Read through the data and report every line in which the word "prior" occurs.

**GIVEN INFORMATION:**
----------------
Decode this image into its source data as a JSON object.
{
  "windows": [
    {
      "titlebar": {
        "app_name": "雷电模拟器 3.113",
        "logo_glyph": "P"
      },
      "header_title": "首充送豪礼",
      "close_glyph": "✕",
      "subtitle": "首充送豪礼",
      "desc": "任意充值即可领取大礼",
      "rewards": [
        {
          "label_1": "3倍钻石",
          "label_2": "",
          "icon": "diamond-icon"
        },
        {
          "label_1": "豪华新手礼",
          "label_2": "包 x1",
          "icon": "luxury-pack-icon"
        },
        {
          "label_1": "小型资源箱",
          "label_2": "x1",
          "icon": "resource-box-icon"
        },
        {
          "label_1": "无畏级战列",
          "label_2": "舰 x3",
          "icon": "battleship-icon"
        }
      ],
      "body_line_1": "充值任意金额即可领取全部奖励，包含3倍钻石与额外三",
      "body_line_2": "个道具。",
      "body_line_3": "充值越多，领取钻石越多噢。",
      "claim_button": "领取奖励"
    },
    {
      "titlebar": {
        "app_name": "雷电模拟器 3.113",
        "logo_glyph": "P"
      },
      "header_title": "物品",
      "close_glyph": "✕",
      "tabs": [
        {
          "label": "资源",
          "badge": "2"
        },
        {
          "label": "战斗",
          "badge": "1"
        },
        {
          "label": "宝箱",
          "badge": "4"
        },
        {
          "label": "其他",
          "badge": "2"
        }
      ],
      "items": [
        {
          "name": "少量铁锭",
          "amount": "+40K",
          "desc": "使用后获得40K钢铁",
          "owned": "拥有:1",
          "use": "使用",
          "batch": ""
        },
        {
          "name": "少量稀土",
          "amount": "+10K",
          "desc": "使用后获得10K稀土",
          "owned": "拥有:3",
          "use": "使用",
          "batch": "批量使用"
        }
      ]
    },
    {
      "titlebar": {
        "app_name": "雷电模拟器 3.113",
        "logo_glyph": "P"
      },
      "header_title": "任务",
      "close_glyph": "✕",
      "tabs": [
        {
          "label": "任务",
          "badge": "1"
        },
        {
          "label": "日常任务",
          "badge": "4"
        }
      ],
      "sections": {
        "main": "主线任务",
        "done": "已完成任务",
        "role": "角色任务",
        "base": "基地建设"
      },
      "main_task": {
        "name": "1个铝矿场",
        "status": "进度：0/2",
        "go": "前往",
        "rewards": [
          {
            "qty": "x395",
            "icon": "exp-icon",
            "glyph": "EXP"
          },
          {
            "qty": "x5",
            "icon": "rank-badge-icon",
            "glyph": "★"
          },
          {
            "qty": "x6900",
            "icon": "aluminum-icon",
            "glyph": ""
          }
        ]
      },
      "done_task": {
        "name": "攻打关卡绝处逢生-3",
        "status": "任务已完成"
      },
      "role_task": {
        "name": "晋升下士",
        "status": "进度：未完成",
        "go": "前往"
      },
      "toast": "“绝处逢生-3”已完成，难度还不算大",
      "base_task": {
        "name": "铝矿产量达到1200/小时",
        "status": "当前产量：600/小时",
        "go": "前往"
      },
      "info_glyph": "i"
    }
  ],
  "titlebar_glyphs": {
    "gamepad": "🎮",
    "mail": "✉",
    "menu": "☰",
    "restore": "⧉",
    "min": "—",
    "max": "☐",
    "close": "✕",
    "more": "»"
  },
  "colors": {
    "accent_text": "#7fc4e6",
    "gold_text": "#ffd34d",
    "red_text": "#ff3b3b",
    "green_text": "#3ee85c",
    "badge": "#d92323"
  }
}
----------------
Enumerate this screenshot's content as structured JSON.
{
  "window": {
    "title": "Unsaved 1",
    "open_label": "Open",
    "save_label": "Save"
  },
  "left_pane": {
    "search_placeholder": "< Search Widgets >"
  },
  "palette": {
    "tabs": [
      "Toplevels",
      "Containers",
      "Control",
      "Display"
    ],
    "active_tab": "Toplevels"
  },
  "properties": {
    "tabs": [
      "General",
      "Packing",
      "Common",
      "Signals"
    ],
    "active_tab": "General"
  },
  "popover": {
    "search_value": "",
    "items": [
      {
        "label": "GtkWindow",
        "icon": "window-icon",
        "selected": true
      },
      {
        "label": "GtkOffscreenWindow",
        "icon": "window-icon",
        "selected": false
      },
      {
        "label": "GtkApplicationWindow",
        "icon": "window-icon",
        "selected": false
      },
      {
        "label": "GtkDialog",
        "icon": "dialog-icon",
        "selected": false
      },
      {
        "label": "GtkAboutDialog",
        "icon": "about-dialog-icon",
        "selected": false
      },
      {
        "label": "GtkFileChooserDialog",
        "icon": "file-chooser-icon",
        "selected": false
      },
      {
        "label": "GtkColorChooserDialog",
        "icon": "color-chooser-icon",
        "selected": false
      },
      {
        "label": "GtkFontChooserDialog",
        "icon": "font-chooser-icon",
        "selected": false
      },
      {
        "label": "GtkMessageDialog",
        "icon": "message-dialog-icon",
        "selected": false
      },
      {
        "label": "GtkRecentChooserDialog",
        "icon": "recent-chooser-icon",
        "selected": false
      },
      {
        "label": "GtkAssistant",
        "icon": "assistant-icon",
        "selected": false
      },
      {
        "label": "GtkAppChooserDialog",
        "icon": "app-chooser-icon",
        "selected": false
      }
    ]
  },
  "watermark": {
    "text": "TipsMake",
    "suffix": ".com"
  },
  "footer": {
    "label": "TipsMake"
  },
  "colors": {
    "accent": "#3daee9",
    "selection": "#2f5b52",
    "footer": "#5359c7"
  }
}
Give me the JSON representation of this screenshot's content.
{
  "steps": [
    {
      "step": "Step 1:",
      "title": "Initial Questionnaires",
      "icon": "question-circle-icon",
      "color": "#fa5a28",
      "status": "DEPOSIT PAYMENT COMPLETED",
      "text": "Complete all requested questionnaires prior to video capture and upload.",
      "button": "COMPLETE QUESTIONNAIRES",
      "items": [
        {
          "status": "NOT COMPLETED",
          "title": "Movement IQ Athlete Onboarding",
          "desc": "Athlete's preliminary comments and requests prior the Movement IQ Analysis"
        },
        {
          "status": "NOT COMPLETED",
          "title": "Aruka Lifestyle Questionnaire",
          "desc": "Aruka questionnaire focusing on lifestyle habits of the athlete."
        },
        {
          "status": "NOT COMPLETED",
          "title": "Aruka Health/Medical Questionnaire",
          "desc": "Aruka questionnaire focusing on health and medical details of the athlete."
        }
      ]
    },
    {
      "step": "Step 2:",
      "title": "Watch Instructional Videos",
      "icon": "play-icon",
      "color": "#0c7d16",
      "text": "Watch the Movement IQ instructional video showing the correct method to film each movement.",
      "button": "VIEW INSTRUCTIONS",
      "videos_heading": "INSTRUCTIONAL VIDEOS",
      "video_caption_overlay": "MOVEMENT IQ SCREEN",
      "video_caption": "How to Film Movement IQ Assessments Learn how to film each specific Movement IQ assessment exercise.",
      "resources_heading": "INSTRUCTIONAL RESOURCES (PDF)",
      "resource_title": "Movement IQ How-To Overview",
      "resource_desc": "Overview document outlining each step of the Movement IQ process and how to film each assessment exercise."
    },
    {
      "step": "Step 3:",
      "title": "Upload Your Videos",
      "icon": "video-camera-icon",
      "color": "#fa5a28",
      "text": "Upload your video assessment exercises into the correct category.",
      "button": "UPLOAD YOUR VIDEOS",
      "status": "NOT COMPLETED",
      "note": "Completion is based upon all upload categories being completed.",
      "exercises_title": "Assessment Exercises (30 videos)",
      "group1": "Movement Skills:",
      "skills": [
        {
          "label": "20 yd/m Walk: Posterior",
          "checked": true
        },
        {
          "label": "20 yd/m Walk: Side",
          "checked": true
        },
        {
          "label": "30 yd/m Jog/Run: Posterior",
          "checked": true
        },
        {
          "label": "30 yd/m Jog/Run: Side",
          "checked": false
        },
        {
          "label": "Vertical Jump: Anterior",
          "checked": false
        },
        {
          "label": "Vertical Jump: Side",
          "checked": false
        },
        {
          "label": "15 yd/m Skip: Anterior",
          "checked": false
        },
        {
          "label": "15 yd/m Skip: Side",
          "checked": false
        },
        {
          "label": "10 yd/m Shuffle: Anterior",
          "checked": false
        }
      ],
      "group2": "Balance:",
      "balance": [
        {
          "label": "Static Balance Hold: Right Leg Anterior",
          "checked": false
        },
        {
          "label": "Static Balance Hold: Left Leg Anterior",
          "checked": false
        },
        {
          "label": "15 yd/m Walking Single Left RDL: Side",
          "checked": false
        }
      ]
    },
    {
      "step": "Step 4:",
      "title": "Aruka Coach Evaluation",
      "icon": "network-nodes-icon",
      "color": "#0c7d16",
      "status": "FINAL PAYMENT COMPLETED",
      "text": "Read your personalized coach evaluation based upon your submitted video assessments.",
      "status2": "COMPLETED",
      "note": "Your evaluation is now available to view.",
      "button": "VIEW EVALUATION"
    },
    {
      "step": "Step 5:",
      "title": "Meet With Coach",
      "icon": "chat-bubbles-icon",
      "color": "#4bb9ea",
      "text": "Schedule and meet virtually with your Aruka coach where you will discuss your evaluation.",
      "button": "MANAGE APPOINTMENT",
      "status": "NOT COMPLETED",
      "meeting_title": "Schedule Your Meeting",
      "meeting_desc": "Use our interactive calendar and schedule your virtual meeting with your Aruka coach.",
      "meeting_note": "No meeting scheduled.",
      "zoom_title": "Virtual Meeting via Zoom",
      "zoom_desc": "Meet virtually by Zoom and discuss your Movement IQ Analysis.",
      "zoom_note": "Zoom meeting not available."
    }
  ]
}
----------------
**SOLVED PROBLEM:**
      "text": "Complete all requested questionnaires prior to video capture and upload.",
          "desc": "Athlete's preliminary comments and requests prior the Movement IQ Analysis"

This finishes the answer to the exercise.